Input records —
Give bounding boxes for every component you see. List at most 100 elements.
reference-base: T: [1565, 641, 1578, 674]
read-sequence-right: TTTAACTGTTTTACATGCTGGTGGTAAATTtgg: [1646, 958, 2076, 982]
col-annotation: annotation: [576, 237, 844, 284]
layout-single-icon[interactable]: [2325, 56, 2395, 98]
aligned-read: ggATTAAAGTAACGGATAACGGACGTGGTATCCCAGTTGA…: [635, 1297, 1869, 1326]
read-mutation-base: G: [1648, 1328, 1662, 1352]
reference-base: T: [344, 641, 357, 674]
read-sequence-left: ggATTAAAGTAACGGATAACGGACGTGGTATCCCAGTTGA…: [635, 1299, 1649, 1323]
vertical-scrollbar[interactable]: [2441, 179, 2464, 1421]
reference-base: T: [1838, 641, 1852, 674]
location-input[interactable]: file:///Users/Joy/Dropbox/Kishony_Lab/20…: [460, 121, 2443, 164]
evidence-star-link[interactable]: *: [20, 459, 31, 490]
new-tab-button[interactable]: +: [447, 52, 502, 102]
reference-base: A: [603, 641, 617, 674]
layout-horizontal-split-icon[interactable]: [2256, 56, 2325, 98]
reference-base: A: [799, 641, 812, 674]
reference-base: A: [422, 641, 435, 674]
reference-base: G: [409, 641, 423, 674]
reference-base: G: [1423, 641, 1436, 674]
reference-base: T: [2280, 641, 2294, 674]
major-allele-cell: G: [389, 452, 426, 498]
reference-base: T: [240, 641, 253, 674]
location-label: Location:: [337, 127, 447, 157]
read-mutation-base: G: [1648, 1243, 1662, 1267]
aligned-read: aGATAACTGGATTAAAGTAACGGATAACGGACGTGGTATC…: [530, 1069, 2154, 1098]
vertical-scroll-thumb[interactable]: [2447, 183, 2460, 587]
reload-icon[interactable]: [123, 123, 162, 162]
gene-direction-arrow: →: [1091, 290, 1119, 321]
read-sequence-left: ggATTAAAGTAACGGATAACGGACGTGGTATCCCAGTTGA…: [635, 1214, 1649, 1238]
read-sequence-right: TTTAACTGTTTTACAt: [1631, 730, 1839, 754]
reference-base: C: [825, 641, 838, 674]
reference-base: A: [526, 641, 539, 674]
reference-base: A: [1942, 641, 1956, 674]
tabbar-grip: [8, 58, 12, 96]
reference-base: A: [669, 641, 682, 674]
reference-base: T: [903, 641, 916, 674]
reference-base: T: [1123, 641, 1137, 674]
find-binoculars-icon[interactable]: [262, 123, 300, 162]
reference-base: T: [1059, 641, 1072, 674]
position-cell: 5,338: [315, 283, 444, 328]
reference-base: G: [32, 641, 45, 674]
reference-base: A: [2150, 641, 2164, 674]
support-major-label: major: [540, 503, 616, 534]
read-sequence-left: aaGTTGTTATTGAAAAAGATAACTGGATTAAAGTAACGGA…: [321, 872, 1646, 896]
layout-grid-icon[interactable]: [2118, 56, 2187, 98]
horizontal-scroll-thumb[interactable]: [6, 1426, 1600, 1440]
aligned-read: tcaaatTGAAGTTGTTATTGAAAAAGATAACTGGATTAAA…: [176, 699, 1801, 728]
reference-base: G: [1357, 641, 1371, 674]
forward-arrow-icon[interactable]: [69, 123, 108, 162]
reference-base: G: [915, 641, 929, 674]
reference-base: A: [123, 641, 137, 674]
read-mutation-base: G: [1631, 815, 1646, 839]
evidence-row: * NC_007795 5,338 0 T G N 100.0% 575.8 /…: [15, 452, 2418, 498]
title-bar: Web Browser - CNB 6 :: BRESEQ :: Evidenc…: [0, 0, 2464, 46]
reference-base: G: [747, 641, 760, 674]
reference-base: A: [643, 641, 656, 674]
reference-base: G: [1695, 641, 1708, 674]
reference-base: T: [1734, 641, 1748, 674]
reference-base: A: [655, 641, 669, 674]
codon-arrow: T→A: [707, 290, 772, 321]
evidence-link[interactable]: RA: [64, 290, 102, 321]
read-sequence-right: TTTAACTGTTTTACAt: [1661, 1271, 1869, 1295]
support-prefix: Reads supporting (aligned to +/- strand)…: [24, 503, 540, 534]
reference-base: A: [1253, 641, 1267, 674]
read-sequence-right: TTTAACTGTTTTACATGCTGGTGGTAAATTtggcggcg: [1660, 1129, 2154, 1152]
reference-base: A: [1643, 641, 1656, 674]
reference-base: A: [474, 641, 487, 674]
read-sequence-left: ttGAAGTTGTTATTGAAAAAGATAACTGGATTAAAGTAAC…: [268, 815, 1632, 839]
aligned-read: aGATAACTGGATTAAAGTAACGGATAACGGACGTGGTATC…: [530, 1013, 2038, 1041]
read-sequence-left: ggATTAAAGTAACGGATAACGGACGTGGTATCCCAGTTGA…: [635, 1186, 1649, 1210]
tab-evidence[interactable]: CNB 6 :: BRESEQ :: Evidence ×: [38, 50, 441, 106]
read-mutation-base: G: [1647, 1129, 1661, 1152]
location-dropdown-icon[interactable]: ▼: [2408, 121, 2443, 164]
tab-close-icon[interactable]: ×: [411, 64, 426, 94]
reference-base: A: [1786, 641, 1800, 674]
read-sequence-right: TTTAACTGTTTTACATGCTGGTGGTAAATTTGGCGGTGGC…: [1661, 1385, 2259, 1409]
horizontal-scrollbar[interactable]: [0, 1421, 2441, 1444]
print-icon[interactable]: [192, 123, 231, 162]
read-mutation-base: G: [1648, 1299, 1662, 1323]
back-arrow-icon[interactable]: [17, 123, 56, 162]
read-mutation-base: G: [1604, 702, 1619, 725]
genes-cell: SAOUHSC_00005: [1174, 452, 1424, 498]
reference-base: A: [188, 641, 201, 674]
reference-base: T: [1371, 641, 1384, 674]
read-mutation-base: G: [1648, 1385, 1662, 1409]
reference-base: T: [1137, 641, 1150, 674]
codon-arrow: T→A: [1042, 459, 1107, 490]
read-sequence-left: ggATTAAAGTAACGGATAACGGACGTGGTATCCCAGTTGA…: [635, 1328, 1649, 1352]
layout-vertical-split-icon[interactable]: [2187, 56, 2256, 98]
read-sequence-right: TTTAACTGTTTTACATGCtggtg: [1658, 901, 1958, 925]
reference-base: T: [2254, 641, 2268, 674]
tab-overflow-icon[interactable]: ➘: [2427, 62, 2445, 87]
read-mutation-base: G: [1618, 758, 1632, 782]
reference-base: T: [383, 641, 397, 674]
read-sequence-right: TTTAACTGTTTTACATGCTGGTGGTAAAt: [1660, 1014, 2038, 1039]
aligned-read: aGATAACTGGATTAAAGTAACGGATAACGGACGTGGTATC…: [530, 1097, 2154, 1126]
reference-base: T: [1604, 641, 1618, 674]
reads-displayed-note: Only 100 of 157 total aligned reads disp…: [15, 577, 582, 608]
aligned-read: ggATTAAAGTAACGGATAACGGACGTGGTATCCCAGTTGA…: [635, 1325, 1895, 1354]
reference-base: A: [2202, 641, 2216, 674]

Directions for this task — Repeat the lines above exactly.

Result of the task —
Give bounding boxes for every component you see. List at most 100 elements.
reference-base: T: [1565, 641, 1578, 674]
read-sequence-right: TTTAACTGTTTTACATGCTGGTGGTAAATTtgg: [1646, 958, 2076, 982]
col-annotation: annotation: [576, 237, 844, 284]
layout-single-icon[interactable]: [2325, 56, 2395, 98]
aligned-read: ggATTAAAGTAACGGATAACGGACGTGGTATCCCAGTTGA…: [635, 1297, 1869, 1326]
read-mutation-base: G: [1648, 1328, 1662, 1352]
reference-base: T: [344, 641, 357, 674]
read-sequence-left: ggATTAAAGTAACGGATAACGGACGTGGTATCCCAGTTGA…: [635, 1299, 1649, 1323]
vertical-scrollbar[interactable]: [2441, 179, 2464, 1421]
reference-base: T: [1838, 641, 1852, 674]
location-input[interactable]: file:///Users/Joy/Dropbox/Kishony_Lab/20…: [460, 121, 2443, 164]
evidence-star-link[interactable]: *: [20, 459, 31, 490]
new-tab-button[interactable]: +: [447, 52, 502, 102]
reference-base: A: [603, 641, 617, 674]
layout-horizontal-split-icon[interactable]: [2256, 56, 2325, 98]
reference-base: A: [799, 641, 812, 674]
reference-base: A: [422, 641, 435, 674]
reference-base: G: [409, 641, 423, 674]
reference-base: G: [1423, 641, 1436, 674]
reference-base: T: [2280, 641, 2294, 674]
major-allele-cell: G: [389, 452, 426, 498]
reference-base: T: [240, 641, 253, 674]
location-label: Location:: [337, 127, 447, 157]
read-mutation-base: G: [1648, 1243, 1662, 1267]
aligned-read: aGATAACTGGATTAAAGTAACGGATAACGGACGTGGTATC…: [530, 1069, 2154, 1098]
vertical-scroll-thumb[interactable]: [2447, 183, 2460, 587]
reload-icon[interactable]: [123, 123, 162, 162]
gene-direction-arrow: →: [1091, 290, 1119, 321]
read-sequence-left: ggATTAAAGTAACGGATAACGGACGTGGTATCCCAGTTGA…: [635, 1214, 1649, 1238]
read-sequence-right: TTTAACTGTTTTACAt: [1631, 730, 1839, 754]
reference-base: C: [825, 641, 838, 674]
reference-base: A: [526, 641, 539, 674]
reference-base: A: [1942, 641, 1956, 674]
tabbar-grip: [8, 58, 12, 96]
reference-base: A: [669, 641, 682, 674]
reference-base: T: [903, 641, 916, 674]
reference-base: T: [1123, 641, 1137, 674]
find-binoculars-icon[interactable]: [262, 123, 300, 162]
reference-base: T: [1059, 641, 1072, 674]
position-cell: 5,338: [315, 283, 444, 328]
reference-base: G: [32, 641, 45, 674]
reference-base: A: [2150, 641, 2164, 674]
support-major-label: major: [540, 503, 616, 534]
read-sequence-left: aaGTTGTTATTGAAAAAGATAACTGGATTAAAGTAACGGA…: [321, 872, 1646, 896]
layout-grid-icon[interactable]: [2118, 56, 2187, 98]
horizontal-scroll-thumb[interactable]: [6, 1426, 1600, 1440]
aligned-read: tcaaatTGAAGTTGTTATTGAAAAAGATAACTGGATTAAA…: [176, 699, 1801, 728]
reference-base: G: [1357, 641, 1371, 674]
forward-arrow-icon[interactable]: [69, 123, 108, 162]
reference-base: G: [915, 641, 929, 674]
reference-base: A: [123, 641, 137, 674]
read-mutation-base: G: [1631, 815, 1646, 839]
evidence-row: * NC_007795 5,338 0 T G N 100.0% 575.8 /…: [15, 452, 2418, 498]
title-bar: Web Browser - CNB 6 :: BRESEQ :: Evidenc…: [0, 0, 2464, 46]
reference-base: G: [747, 641, 760, 674]
reference-base: A: [643, 641, 656, 674]
reference-base: G: [1695, 641, 1708, 674]
reference-base: T: [1734, 641, 1748, 674]
reference-base: A: [655, 641, 669, 674]
codon-arrow: T→A: [707, 290, 772, 321]
evidence-link[interactable]: RA: [64, 290, 102, 321]
read-sequence-right: TTTAACTGTTTTACAt: [1661, 1271, 1869, 1295]
support-prefix: Reads supporting (aligned to +/- strand)…: [24, 503, 540, 534]
reference-base: A: [1253, 641, 1267, 674]
read-sequence-right: TTTAACTGTTTTACATGCTGGTGGTAAATTtggcggcg: [1660, 1129, 2154, 1152]
reference-base: A: [1643, 641, 1656, 674]
reference-base: A: [474, 641, 487, 674]
read-sequence-left: ttGAAGTTGTTATTGAAAAAGATAACTGGATTAAAGTAAC…: [268, 815, 1632, 839]
aligned-read: aGATAACTGGATTAAAGTAACGGATAACGGACGTGGTATC…: [530, 1013, 2038, 1041]
read-sequence-left: ggATTAAAGTAACGGATAACGGACGTGGTATCCCAGTTGA…: [635, 1186, 1649, 1210]
tab-evidence[interactable]: CNB 6 :: BRESEQ :: Evidence ×: [38, 50, 441, 106]
read-mutation-base: G: [1647, 1129, 1661, 1152]
location-dropdown-icon[interactable]: ▼: [2408, 121, 2443, 164]
tab-close-icon[interactable]: ×: [411, 64, 426, 94]
reference-base: A: [1786, 641, 1800, 674]
read-sequence-right: TTTAACTGTTTTACATGCTGGTGGTAAATTTGGCGGTGGC…: [1661, 1385, 2259, 1409]
horizontal-scrollbar[interactable]: [0, 1421, 2441, 1444]
print-icon[interactable]: [192, 123, 231, 162]
read-mutation-base: G: [1648, 1299, 1662, 1323]
back-arrow-icon[interactable]: [17, 123, 56, 162]
read-mutation-base: G: [1604, 702, 1619, 725]
genes-cell: SAOUHSC_00005: [1174, 452, 1424, 498]
reference-base: A: [188, 641, 201, 674]
reference-base: T: [1371, 641, 1384, 674]
read-mutation-base: G: [1648, 1385, 1662, 1409]
reference-base: T: [1137, 641, 1150, 674]
codon-arrow: T→A: [1042, 459, 1107, 490]
read-sequence-left: ggATTAAAGTAACGGATAACGGACGTGGTATCCCAGTTGA…: [635, 1328, 1649, 1352]
layout-vertical-split-icon[interactable]: [2187, 56, 2256, 98]
read-sequence-right: TTTAACTGTTTTACATGCtggtg: [1658, 901, 1958, 925]
reference-base: T: [2254, 641, 2268, 674]
tab-overflow-icon[interactable]: ➘: [2427, 62, 2445, 87]
read-mutation-base: G: [1618, 758, 1632, 782]
reference-base: T: [383, 641, 397, 674]
read-sequence-right: TTTAACTGTTTTACATGCTGGTGGTAAAt: [1660, 1014, 2038, 1039]
aligned-read: aGATAACTGGATTAAAGTAACGGATAACGGACGTGGTATC…: [530, 1097, 2154, 1126]
reference-base: T: [1604, 641, 1618, 674]
reads-displayed-note: Only 100 of 157 total aligned reads disp…: [15, 577, 582, 608]
aligned-read: ggATTAAAGTAACGGATAACGGACGTGGTATCCCAGTTGA…: [635, 1325, 1895, 1354]
reference-base: A: [2202, 641, 2216, 674]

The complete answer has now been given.